** START INPUT RECORDS **

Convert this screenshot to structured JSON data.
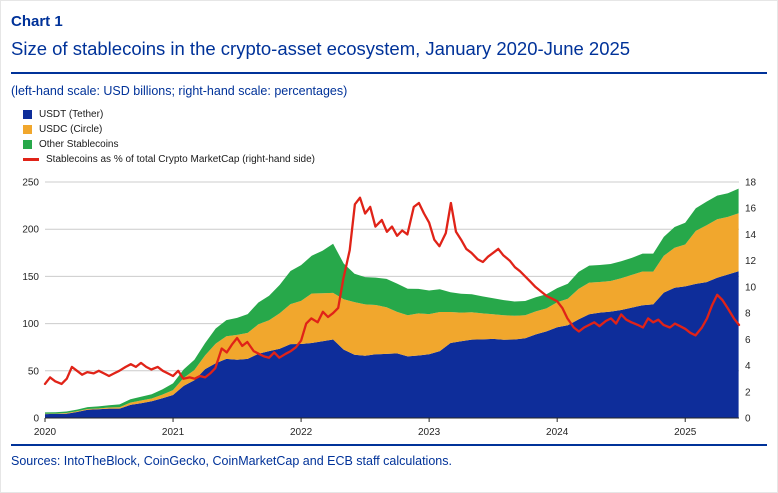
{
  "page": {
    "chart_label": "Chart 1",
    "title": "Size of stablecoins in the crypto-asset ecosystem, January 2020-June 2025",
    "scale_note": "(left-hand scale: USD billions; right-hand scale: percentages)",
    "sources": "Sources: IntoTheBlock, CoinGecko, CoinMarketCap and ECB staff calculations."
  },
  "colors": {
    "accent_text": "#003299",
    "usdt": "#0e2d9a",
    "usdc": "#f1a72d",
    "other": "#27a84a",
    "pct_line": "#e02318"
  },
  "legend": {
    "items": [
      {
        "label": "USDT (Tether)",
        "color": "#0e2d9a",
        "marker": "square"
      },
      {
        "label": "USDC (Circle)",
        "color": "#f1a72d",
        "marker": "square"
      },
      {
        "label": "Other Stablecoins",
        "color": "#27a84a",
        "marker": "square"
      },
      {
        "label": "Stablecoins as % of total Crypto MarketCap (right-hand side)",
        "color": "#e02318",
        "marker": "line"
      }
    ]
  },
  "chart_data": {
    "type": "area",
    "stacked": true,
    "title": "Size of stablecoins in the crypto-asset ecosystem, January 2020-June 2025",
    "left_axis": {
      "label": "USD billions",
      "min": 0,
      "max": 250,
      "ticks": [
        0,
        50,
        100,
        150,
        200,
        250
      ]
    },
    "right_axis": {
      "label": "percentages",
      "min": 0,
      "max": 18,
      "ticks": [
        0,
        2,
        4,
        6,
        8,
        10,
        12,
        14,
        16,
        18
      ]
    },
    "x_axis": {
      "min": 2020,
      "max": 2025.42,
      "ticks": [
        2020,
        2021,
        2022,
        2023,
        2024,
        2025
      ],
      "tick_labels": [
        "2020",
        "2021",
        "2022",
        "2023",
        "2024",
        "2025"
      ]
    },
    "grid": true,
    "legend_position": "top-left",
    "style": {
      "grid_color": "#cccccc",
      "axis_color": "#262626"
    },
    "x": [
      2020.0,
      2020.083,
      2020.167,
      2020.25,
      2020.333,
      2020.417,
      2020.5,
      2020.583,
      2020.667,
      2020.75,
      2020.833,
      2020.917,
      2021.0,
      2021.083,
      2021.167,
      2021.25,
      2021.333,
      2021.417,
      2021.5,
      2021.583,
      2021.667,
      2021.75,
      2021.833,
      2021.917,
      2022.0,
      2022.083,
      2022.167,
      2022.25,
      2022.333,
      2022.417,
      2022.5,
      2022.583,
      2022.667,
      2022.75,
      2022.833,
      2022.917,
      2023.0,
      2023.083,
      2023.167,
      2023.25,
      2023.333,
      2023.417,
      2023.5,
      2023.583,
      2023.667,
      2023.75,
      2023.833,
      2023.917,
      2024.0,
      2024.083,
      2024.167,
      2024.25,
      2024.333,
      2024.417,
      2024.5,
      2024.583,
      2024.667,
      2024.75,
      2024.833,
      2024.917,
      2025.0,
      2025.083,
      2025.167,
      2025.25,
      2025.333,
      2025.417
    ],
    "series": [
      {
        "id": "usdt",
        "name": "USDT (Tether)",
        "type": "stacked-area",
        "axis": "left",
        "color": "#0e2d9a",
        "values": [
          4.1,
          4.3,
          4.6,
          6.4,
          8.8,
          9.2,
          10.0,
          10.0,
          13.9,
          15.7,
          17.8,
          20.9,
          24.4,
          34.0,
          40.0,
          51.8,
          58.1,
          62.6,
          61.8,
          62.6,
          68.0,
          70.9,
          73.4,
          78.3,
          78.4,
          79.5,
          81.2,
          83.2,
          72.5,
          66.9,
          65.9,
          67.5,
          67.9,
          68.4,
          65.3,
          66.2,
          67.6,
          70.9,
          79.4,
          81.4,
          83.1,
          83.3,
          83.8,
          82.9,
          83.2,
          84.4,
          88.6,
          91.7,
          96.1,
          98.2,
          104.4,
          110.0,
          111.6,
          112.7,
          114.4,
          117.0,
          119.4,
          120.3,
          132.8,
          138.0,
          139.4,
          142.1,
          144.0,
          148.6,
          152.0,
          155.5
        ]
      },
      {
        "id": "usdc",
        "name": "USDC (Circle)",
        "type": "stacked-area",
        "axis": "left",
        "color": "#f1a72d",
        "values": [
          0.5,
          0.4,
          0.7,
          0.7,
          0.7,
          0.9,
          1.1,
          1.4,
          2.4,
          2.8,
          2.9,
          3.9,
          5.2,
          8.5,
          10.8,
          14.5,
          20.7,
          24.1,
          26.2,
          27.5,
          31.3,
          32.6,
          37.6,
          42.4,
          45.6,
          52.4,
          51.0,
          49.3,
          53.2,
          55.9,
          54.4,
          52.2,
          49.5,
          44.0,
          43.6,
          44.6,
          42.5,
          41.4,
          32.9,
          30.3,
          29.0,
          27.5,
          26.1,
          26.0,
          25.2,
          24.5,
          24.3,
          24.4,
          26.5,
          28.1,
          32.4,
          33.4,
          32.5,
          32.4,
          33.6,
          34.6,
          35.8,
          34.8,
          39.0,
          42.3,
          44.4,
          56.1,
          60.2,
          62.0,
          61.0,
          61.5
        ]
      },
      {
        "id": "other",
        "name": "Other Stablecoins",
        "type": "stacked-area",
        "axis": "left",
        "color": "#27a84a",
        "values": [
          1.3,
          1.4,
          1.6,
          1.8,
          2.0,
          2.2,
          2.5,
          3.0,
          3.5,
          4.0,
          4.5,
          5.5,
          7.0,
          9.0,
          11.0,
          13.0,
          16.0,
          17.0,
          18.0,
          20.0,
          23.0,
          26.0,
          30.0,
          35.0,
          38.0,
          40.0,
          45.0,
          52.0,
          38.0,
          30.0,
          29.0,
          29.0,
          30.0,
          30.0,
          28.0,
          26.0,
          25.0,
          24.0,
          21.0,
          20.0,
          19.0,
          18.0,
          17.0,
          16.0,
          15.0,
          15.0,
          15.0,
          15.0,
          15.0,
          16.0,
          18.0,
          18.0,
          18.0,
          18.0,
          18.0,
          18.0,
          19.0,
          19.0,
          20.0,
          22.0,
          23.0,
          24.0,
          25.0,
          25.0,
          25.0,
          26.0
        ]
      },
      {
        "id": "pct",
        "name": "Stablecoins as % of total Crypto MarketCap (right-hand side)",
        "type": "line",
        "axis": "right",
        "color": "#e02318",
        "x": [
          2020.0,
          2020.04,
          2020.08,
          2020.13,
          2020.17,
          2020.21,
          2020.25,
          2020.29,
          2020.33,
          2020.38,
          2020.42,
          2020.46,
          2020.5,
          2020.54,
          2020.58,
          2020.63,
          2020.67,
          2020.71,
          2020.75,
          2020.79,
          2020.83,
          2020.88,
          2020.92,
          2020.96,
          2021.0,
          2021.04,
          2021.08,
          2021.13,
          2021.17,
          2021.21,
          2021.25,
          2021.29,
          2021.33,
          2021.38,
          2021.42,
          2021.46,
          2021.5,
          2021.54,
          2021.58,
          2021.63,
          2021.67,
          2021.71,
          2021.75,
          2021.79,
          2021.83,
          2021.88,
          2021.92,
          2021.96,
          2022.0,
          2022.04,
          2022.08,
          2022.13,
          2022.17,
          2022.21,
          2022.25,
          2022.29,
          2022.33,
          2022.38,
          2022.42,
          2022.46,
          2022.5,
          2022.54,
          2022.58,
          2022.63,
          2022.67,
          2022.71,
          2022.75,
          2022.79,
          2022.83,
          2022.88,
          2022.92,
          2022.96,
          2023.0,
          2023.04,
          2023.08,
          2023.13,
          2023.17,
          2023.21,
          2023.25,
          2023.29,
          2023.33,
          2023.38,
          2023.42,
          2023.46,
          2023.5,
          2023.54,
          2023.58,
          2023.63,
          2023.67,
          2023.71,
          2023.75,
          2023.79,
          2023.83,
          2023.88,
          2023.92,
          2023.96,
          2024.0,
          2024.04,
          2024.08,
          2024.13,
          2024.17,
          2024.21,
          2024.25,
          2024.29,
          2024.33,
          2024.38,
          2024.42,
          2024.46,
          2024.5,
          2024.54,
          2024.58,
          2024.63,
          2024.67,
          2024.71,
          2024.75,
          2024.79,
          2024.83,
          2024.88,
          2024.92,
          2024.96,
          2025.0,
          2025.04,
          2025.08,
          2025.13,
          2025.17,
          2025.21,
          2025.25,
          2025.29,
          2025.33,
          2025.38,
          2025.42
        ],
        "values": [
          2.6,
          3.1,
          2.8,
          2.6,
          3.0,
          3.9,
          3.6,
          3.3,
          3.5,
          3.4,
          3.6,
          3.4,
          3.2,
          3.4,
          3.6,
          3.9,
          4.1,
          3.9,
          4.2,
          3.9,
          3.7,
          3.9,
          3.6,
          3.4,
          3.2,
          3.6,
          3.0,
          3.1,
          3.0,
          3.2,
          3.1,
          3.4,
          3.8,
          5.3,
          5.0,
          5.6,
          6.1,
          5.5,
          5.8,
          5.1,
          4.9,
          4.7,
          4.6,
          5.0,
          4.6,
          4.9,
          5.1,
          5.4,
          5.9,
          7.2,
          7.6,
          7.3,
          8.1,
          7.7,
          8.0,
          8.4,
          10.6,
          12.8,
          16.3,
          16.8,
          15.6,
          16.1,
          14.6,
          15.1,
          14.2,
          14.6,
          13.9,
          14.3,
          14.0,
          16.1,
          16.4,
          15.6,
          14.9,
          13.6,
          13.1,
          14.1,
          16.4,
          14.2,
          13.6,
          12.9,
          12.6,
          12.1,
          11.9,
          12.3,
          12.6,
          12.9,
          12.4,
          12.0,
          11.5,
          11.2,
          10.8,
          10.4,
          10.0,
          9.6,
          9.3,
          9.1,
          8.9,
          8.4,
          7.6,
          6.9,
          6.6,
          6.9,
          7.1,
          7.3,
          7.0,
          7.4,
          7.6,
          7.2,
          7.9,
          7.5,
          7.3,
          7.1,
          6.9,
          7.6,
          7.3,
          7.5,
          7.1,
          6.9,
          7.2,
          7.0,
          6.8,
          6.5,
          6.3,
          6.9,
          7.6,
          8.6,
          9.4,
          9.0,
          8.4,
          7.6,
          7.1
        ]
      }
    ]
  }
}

** END INPUT RECORDS **
** START INPUT RECORDS **

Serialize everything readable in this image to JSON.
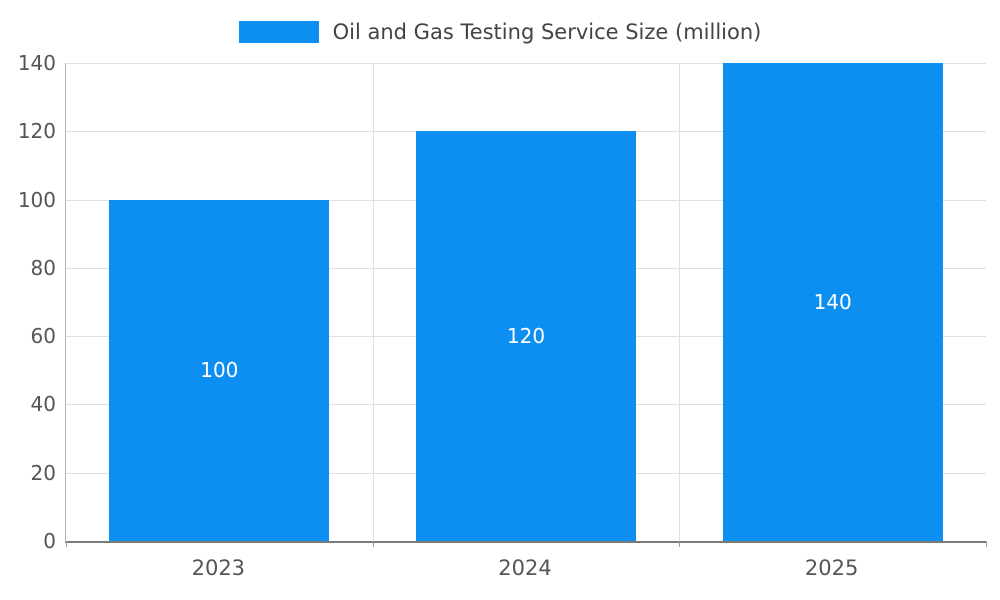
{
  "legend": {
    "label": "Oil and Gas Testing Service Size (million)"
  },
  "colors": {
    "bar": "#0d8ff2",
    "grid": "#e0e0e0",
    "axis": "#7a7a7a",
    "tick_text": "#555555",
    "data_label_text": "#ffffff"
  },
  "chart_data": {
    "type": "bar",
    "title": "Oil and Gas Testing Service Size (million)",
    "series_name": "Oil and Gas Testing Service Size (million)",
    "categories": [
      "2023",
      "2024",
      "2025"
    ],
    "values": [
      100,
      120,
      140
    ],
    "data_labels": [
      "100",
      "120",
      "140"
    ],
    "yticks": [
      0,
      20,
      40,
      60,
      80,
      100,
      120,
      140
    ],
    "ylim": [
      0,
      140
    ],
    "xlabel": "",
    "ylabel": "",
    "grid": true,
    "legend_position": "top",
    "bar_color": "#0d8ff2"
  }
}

** END INPUT RECORDS **

#### EXERCISE OBJECTIVE
Give the number of lines in the records that contain the string "this", with no other output.

#### EXERCISE RESPONSE
2